» Texte à lire

'''

La « pierre à permettre », une sorte d'évier taillé dans une large pierre sur laquelle est lancé un dé de bois dont les faces sont muettes est un autre exemple de simulacre.
« cette pierre à permettre
des initiatives
en gerbe
comme en tapant sur une pierre
il arrive que ça fasse des étincelles »
La voie off de Deligny ouvre une séquence où l'on voit Janmari qui utilise cette pierre, puis décide d'apporter un jerrican d'eau. La pierre engage l'initiative. Le simulacre est une adresse et non une injonction aux enfants autistes, compensant le défaut du langage. Les cartes sont une autre réponse: « Nous nous sommes mis à tracer les mouvements, les déplacements, les trajets. » « Tracer ce que notre regard était capable de voir, de saisir et de nous rapporter ». Les cartes permettent aux adultes de voir, elles rendent compte de leur pratique. Dans un entretien avec Isaac Joseph, « le symbolique et l'infinitif », Deligny décrit précisément ces simulacres, dont deux indiquent deux transcriptions possibles sur la carte.

'''

[Enregistrements d'annotation spatiale]
'''

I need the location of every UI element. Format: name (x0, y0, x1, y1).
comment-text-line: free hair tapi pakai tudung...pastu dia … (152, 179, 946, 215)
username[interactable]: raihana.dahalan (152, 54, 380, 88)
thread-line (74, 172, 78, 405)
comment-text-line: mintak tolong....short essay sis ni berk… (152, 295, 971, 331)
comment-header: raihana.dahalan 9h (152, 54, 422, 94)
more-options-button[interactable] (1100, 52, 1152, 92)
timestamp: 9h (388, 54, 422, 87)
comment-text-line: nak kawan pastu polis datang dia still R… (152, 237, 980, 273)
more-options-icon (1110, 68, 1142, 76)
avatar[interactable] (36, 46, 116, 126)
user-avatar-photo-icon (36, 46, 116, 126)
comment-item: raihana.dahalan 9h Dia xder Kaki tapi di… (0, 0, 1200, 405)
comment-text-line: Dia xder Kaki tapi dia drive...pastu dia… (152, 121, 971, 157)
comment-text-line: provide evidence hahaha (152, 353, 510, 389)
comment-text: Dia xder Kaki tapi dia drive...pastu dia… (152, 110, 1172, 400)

'''

» Consigne
Recopiez mot pour mot le passage du texte sur la pierre à permettre qui va de « La voie off » à « sur la carte. ». Servez-vous uniquement du texte.

» Réponse
La voie off de Deligny ouvre une séquence où l'on voit Janmari qui utilise cette pierre, puis décide d'apporter un jerrican d'eau. La pierre engage l'initiative. Le simulacre est une adresse et non une injonction aux enfants autistes, compensant le défaut du langage. Les cartes sont une autre réponse: « Nous nous sommes mis à tracer les mouvements, les déplacements, les trajets. » « Tracer ce que notre regard était capable de voir, de saisir et de nous rapporter ». Les cartes permettent aux adultes de voir, elles rendent compte de leur pratique. Dans un entretien avec Isaac Joseph, « le symbolique et l'infinitif », Deligny décrit précisément ces simulacres, dont deux indiquent deux transcriptions possibles sur la carte.